** Exercise requirements **
Your task is to transcribe all the entries exactly, excluding pictures.

Data records

--- Start ---

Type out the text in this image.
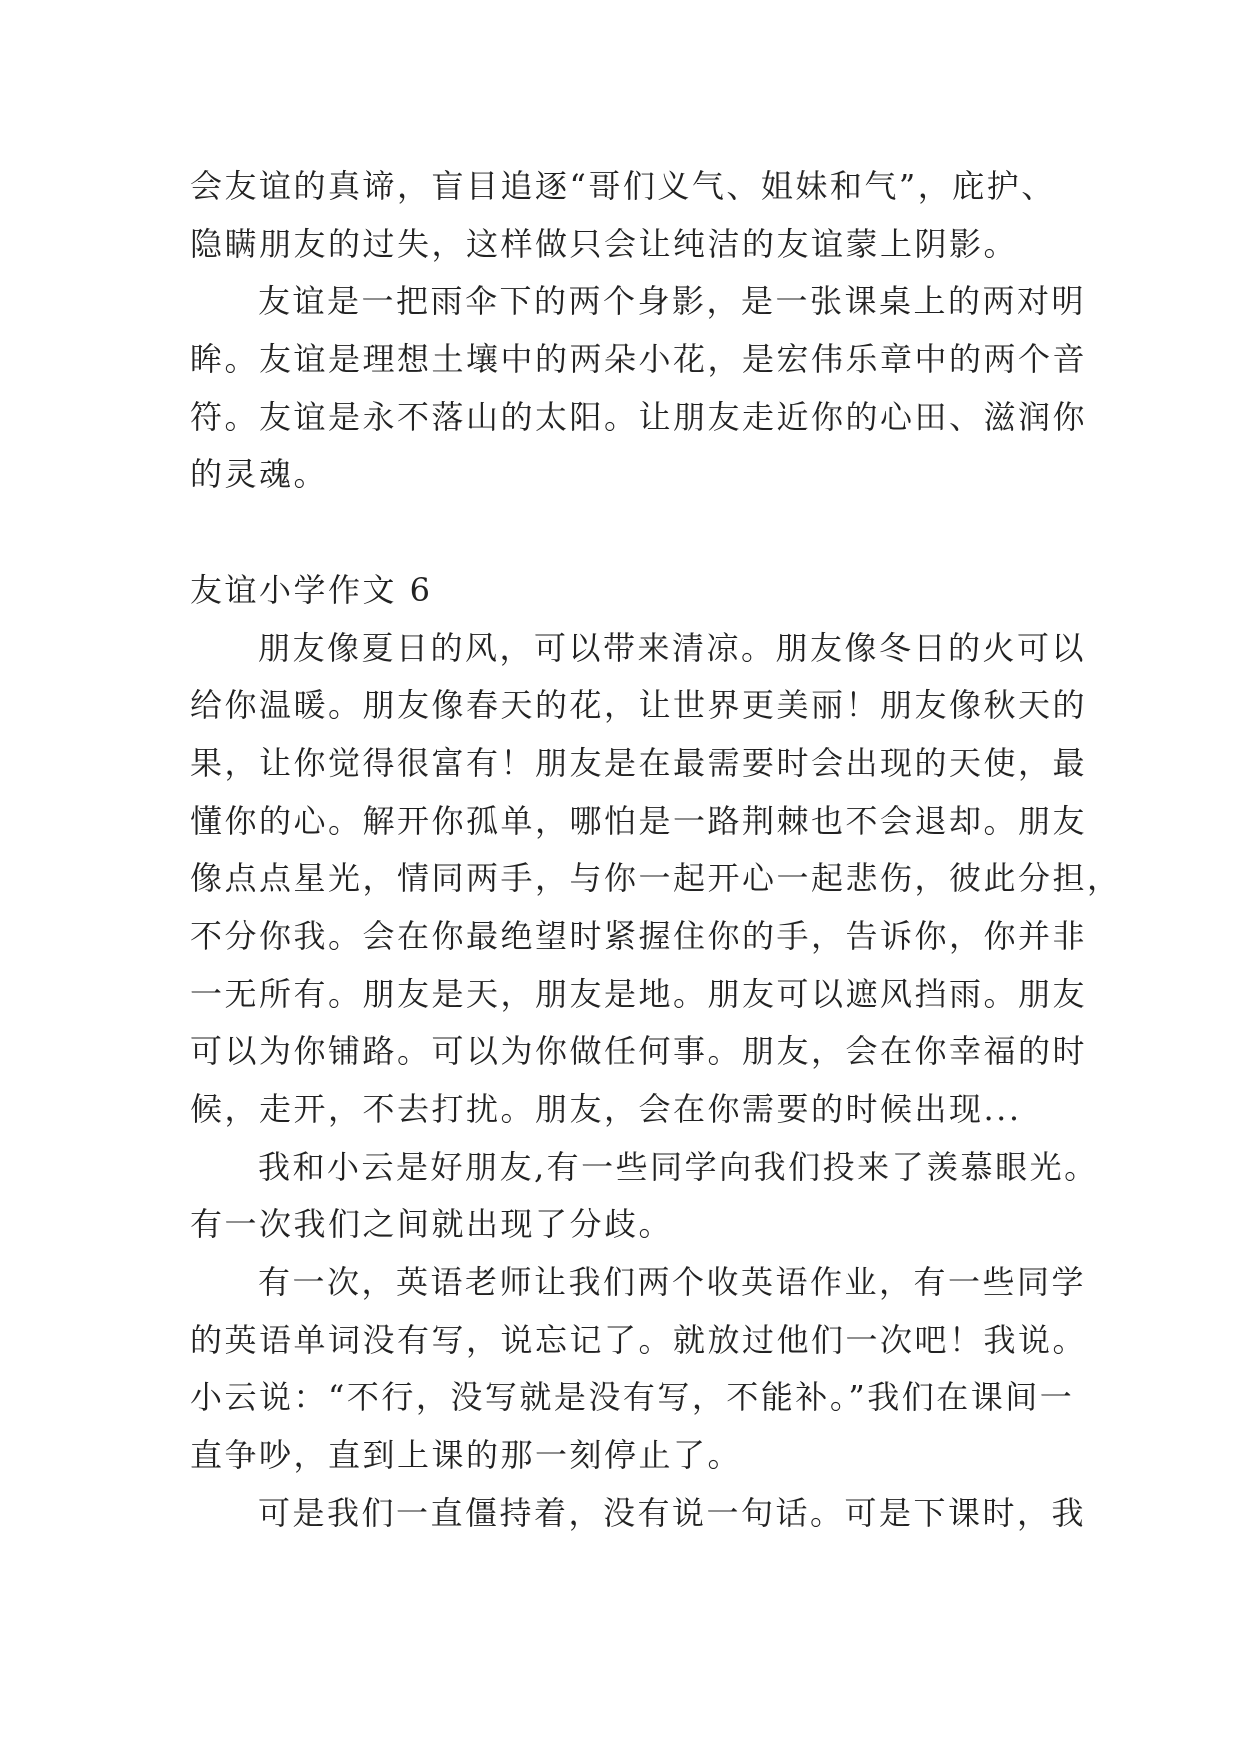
会友谊的真谛，盲目追逐“哥们义气、姐妹和气”，庇护、
隐瞒朋友的过失，这样做只会让纯洁的友谊蒙上阴影。
友谊是一把雨伞下的两个身影，是一张课桌上的两对明
眸。友谊是理想土壤中的两朵小花，是宏伟乐章中的两个音
符。友谊是永不落山的太阳。让朋友走近你的心田、滋润你
的灵魂。
友谊小学作文 6
朋友像夏日的风，可以带来清凉。朋友像冬日的火可以
给你温暖。朋友像春天的花，让世界更美丽！朋友像秋天的
果，让你觉得很富有！朋友是在最需要时会出现的天使，最
懂你的心。解开你孤单，哪怕是一路荆棘也不会退却。朋友
像点点星光，情同两手，与你一起开心一起悲伤，彼此分担，
不分你我。会在你最绝望时紧握住你的手，告诉你，你并非
一无所有。朋友是天，朋友是地。朋友可以遮风挡雨。朋友
可以为你铺路。可以为你做任何事。朋友，会在你幸福的时
候，走开，不去打扰。朋友，会在你需要的时候出现...
我和小云是好朋友,有一些同学向我们投来了羡慕眼光。
有一次我们之间就出现了分歧。
有一次，英语老师让我们两个收英语作业，有一些同学
的英语单词没有写，说忘记了。就放过他们一次吧！我说。
小云说：“不行，没写就是没有写，不能补。”我们在课间一
直争吵，直到上课的那一刻停止了。
可是我们一直僵持着，没有说一句话。可是下课时，我
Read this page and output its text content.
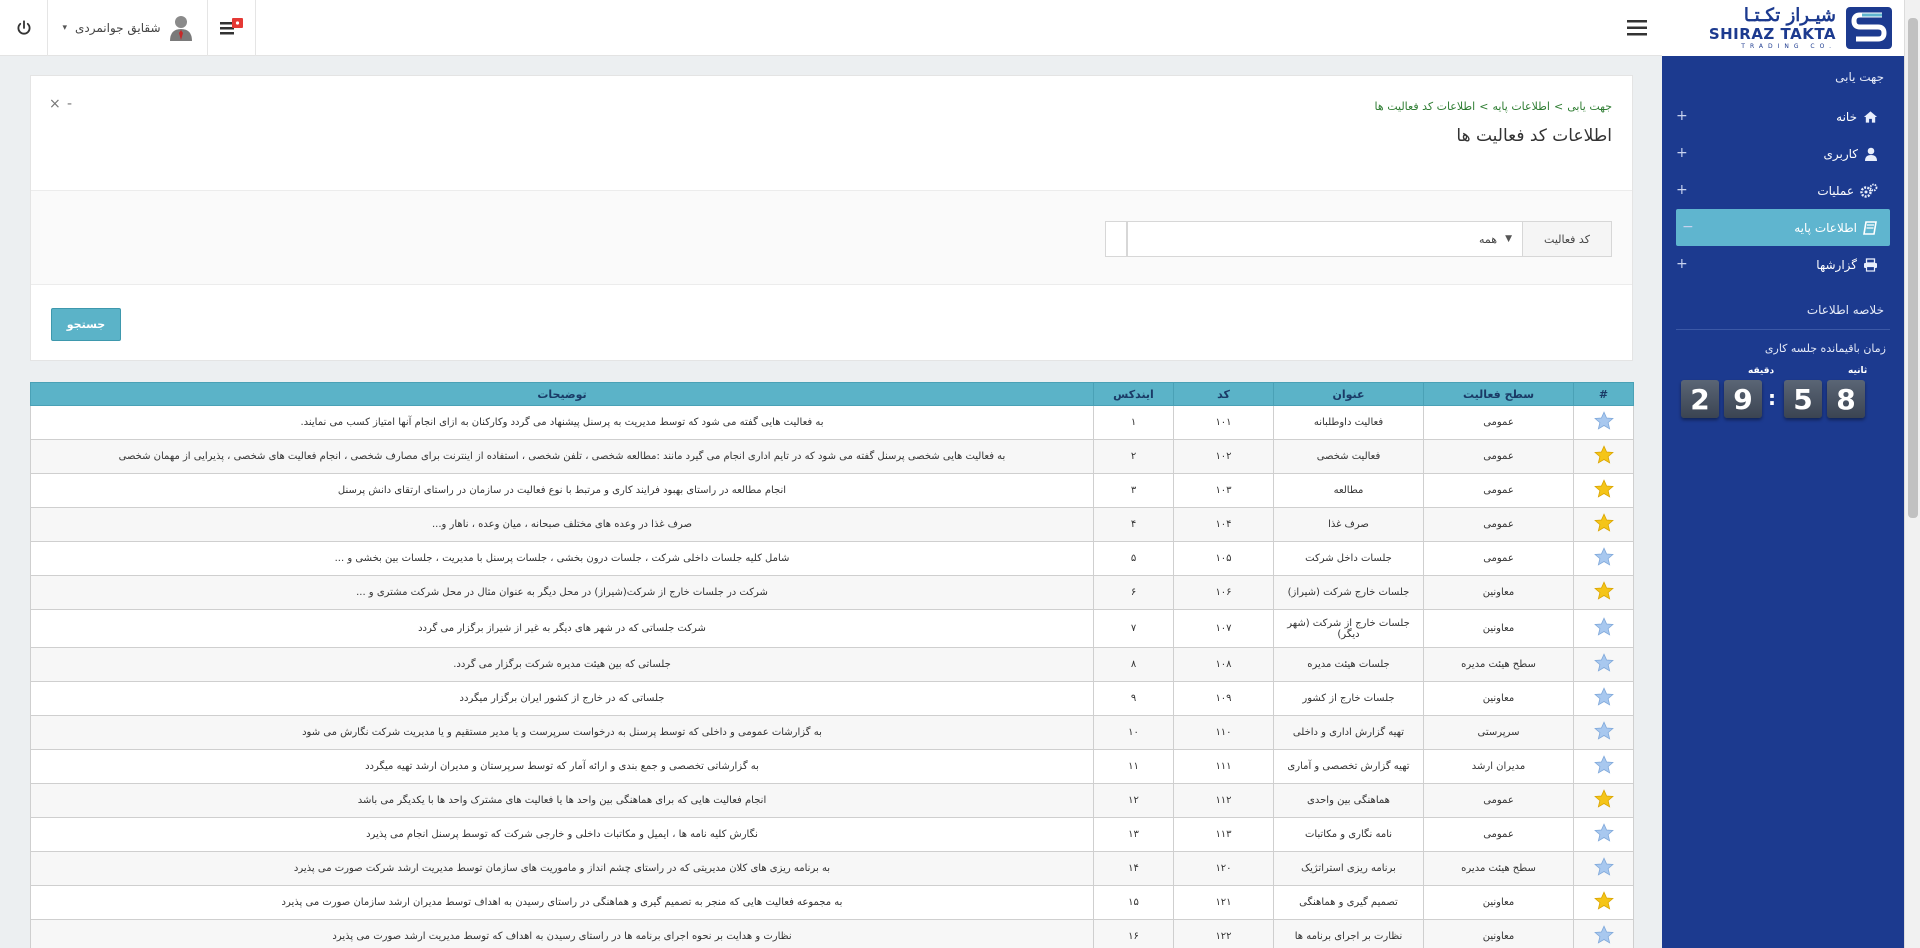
شقایق جوانمردی
▾
شیـراز تکـتـا
SHIRAZ TAKTA
TRADING CO.
جهت یابی
خانه
+
کاربری
+
عملیات
+
اطلاعات پایه
−
گزارشها
+
خلاصه اطلاعات
زمان باقیمانده جلسه کاری
دقیقه	ثانیه
2 9 : 5 8
جهت یابی
>
اطلاعات پایه
>
اطلاعات کد فعالیت ها
اطلاعات کد فعالیت ها
× -
کد فعالیت
▼
همه
جستجو
#	سطح فعالیت	عنوان	کد	ایندکس	توضیحات
	عمومی	فعالیت داوطلبانه	۱۰۱	۱	به فعالیت هایی گفته می شود که توسط مدیریت به پرسنل پیشنهاد می گردد وکارکنان به ازای انجام آنها امتیاز کسب می نمایند.
	عمومی	فعالیت شخصی	۱۰۲	۲	به فعالیت هایی شخصی پرسنل گفته می شود که در تایم اداری انجام می گیرد مانند :مطالعه شخصی ، تلفن شخصی ، استفاده از اینترنت برای مصارف شخصی ، انجام فعالیت های شخصی ، پذیرایی از مهمان شخصی
	عمومی	مطالعه	۱۰۳	۳	انجام مطالعه در راستای بهبود فرایند کاری و مرتبط با نوع فعالیت در سازمان در راستای ارتقای دانش پرسنل
	عمومی	صرف غذا	۱۰۴	۴	صرف غذا در وعده های مختلف صبحانه ، میان وعده ، ناهار و...
	عمومی	جلسات داخل شرکت	۱۰۵	۵	شامل کلیه جلسات داخلی شرکت ، جلسات درون بخشی ، جلسات پرسنل با مدیریت ، جلسات بین بخشی و ...
	معاونین	جلسات خارج شرکت (شیراز)	۱۰۶	۶	شرکت در جلسات خارج از شرکت(شیراز) در محل دیگر به عنوان مثال در محل شرکت مشتری و ...
	معاونین	جلسات خارج از شرکت (شهر دیگر)	۱۰۷	۷	شرکت جلساتی که در شهر های دیگر به غیر از شیراز برگزار می گردد
	سطح هیئت مدیره	جلسات هیئت مدیره	۱۰۸	۸	جلساتی که بین هیئت مدیره شرکت برگزار می گردد.
	معاونین	جلسات خارج از کشور	۱۰۹	۹	جلساتی که در خارج از کشور ایران برگزار میگردد
	سرپرستی	تهیه گزارش اداری و داخلی	۱۱۰	۱۰	به گزارشات عمومی و داخلی که توسط پرسنل به درخواست سرپرست و یا مدیر مستقیم و یا مدیریت شرکت نگارش می شود
	مدیران ارشد	تهیه گزارش تخصصی و آماری	۱۱۱	۱۱	به گزارشاتی تخصصی و جمع بندی و ارائه آمار که توسط سرپرستان و مدیران ارشد تهیه میگردد
	عمومی	هماهنگی بین واحدی	۱۱۲	۱۲	انجام فعالیت هایی که برای هماهنگی بین واحد ها یا فعالیت های مشترک واحد ها با یکدیگر می باشد
	عمومی	نامه نگاری و مکاتبات	۱۱۳	۱۳	نگارش کلیه نامه ها ، ایمیل و مکاتبات داخلی و خارجی شرکت که توسط پرسنل انجام می پذیرد
	سطح هیئت مدیره	برنامه ریزی استراتژیک	۱۲۰	۱۴	به برنامه ریزی های کلان مدیریتی که در راستای چشم انداز و ماموریت های سازمان توسط مدیریت ارشد شرکت صورت می پذیرد
	معاونین	تصمیم گیری و هماهنگی	۱۲۱	۱۵	به مجموعه فعالیت هایی که منجر به تصمیم گیری و هماهنگی در راستای رسیدن به اهداف توسط مدیران ارشد سازمان صورت می پذیرد
	معاونین	نظارت بر اجرای برنامه ها	۱۲۲	۱۶	نظارت و هدایت بر نحوه اجرای برنامه ها در راستای رسیدن به اهداف که توسط مدیریت ارشد صورت می پذیرد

--- End ---

** Answer to the task **
Type out the text in this image.
会友谊的真谛，盲目追逐“哥们义气、姐妹和气”，庇护、
隐瞒朋友的过失，这样做只会让纯洁的友谊蒙上阴影。
友谊是一把雨伞下的两个身影，是一张课桌上的两对明
眸。友谊是理想土壤中的两朵小花，是宏伟乐章中的两个音
符。友谊是永不落山的太阳。让朋友走近你的心田、滋润你
的灵魂。
友谊小学作文 6
朋友像夏日的风，可以带来清凉。朋友像冬日的火可以
给你温暖。朋友像春天的花，让世界更美丽！朋友像秋天的
果，让你觉得很富有！朋友是在最需要时会出现的天使，最
懂你的心。解开你孤单，哪怕是一路荆棘也不会退却。朋友
像点点星光，情同两手，与你一起开心一起悲伤，彼此分担，
不分你我。会在你最绝望时紧握住你的手，告诉你，你并非
一无所有。朋友是天，朋友是地。朋友可以遮风挡雨。朋友
可以为你铺路。可以为你做任何事。朋友，会在你幸福的时
候，走开，不去打扰。朋友，会在你需要的时候出现...
我和小云是好朋友,有一些同学向我们投来了羡慕眼光。
有一次我们之间就出现了分歧。
有一次，英语老师让我们两个收英语作业，有一些同学
的英语单词没有写，说忘记了。就放过他们一次吧！我说。
小云说：“不行，没写就是没有写，不能补。”我们在课间一
直争吵，直到上课的那一刻停止了。
可是我们一直僵持着，没有说一句话。可是下课时，我
Read this page and output its text content.
شقایق جوانمردی
▾
شیـراز تکـتـا
SHIRAZ TAKTA
TRADING CO.
جهت یابی
خانه
+
کاربری
+
عملیات
+
اطلاعات پایه
−
گزارشها
+
خلاصه اطلاعات
زمان باقیمانده جلسه کاری
دقیقه	ثانیه
2 9 : 5 8
جهت یابی
>
اطلاعات پایه
>
اطلاعات کد فعالیت ها
اطلاعات کد فعالیت ها
× -
کد فعالیت
▼
همه
جستجو
#	سطح فعالیت	عنوان	کد	ایندکس	توضیحات
	عمومی	فعالیت داوطلبانه	۱۰۱	۱	به فعالیت هایی گفته می شود که توسط مدیریت به پرسنل پیشنهاد می گردد وکارکنان به ازای انجام آنها امتیاز کسب می نمایند.
	عمومی	فعالیت شخصی	۱۰۲	۲	به فعالیت هایی شخصی پرسنل گفته می شود که در تایم اداری انجام می گیرد مانند :مطالعه شخصی ، تلفن شخصی ، استفاده از اینترنت برای مصارف شخصی ، انجام فعالیت های شخصی ، پذیرایی از مهمان شخصی
	عمومی	مطالعه	۱۰۳	۳	انجام مطالعه در راستای بهبود فرایند کاری و مرتبط با نوع فعالیت در سازمان در راستای ارتقای دانش پرسنل
	عمومی	صرف غذا	۱۰۴	۴	صرف غذا در وعده های مختلف صبحانه ، میان وعده ، ناهار و...
	عمومی	جلسات داخل شرکت	۱۰۵	۵	شامل کلیه جلسات داخلی شرکت ، جلسات درون بخشی ، جلسات پرسنل با مدیریت ، جلسات بین بخشی و ...
	معاونین	جلسات خارج شرکت (شیراز)	۱۰۶	۶	شرکت در جلسات خارج از شرکت(شیراز) در محل دیگر به عنوان مثال در محل شرکت مشتری و ...
	معاونین	جلسات خارج از شرکت (شهر دیگر)	۱۰۷	۷	شرکت جلساتی که در شهر های دیگر به غیر از شیراز برگزار می گردد
	سطح هیئت مدیره	جلسات هیئت مدیره	۱۰۸	۸	جلساتی که بین هیئت مدیره شرکت برگزار می گردد.
	معاونین	جلسات خارج از کشور	۱۰۹	۹	جلساتی که در خارج از کشور ایران برگزار میگردد
	سرپرستی	تهیه گزارش اداری و داخلی	۱۱۰	۱۰	به گزارشات عمومی و داخلی که توسط پرسنل به درخواست سرپرست و یا مدیر مستقیم و یا مدیریت شرکت نگارش می شود
	مدیران ارشد	تهیه گزارش تخصصی و آماری	۱۱۱	۱۱	به گزارشاتی تخصصی و جمع بندی و ارائه آمار که توسط سرپرستان و مدیران ارشد تهیه میگردد
	عمومی	هماهنگی بین واحدی	۱۱۲	۱۲	انجام فعالیت هایی که برای هماهنگی بین واحد ها یا فعالیت های مشترک واحد ها با یکدیگر می باشد
	عمومی	نامه نگاری و مکاتبات	۱۱۳	۱۳	نگارش کلیه نامه ها ، ایمیل و مکاتبات داخلی و خارجی شرکت که توسط پرسنل انجام می پذیرد
	سطح هیئت مدیره	برنامه ریزی استراتژیک	۱۲۰	۱۴	به برنامه ریزی های کلان مدیریتی که در راستای چشم انداز و ماموریت های سازمان توسط مدیریت ارشد شرکت صورت می پذیرد
	معاونین	تصمیم گیری و هماهنگی	۱۲۱	۱۵	به مجموعه فعالیت هایی که منجر به تصمیم گیری و هماهنگی در راستای رسیدن به اهداف توسط مدیران ارشد سازمان صورت می پذیرد
	معاونین	نظارت بر اجرای برنامه ها	۱۲۲	۱۶	نظارت و هدایت بر نحوه اجرای برنامه ها در راستای رسیدن به اهداف که توسط مدیریت ارشد صورت می پذیرد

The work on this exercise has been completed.